Stated exercise: All lines holding the string "this" are to be shown.
— start Data shown —
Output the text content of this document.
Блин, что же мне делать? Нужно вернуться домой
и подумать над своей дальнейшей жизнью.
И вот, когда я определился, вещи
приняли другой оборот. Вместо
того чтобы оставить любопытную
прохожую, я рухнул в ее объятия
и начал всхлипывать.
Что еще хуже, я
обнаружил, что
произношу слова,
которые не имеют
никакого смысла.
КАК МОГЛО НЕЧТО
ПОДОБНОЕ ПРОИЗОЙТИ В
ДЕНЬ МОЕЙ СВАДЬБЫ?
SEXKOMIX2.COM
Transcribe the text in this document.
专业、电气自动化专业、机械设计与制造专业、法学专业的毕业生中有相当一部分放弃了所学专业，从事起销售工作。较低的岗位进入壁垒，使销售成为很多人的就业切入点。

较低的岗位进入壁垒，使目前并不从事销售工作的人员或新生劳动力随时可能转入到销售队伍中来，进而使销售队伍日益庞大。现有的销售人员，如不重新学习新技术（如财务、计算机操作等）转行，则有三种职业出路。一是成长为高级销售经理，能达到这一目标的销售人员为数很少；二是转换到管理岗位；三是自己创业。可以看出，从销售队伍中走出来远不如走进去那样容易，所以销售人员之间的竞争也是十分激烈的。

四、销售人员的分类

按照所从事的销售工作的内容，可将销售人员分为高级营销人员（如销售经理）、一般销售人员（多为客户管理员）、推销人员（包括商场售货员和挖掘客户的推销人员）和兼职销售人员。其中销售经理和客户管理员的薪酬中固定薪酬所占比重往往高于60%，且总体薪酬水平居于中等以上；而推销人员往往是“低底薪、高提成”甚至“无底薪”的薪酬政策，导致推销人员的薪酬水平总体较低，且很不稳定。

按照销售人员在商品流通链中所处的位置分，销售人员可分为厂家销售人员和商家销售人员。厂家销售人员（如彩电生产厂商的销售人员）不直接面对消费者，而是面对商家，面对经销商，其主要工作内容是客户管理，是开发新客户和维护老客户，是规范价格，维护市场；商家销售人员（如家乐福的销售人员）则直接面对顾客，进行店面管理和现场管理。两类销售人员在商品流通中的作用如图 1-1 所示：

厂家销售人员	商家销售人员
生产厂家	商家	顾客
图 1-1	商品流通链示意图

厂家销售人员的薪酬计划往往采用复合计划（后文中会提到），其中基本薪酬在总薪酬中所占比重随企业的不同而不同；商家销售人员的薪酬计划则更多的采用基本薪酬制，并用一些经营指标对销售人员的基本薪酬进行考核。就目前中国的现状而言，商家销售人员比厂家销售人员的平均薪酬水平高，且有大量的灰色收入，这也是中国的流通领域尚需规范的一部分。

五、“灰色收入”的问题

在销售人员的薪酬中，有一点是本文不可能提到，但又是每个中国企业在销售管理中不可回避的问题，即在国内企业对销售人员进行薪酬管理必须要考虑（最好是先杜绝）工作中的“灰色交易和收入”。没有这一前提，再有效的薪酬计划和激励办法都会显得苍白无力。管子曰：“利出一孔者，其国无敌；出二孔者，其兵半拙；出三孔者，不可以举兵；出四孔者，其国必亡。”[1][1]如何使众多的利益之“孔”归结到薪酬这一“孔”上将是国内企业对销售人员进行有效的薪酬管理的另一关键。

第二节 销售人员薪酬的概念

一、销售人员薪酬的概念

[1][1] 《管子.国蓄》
— end Data shown —
Exercise result:
Output the text content of this document.
Transcribe the text in this document.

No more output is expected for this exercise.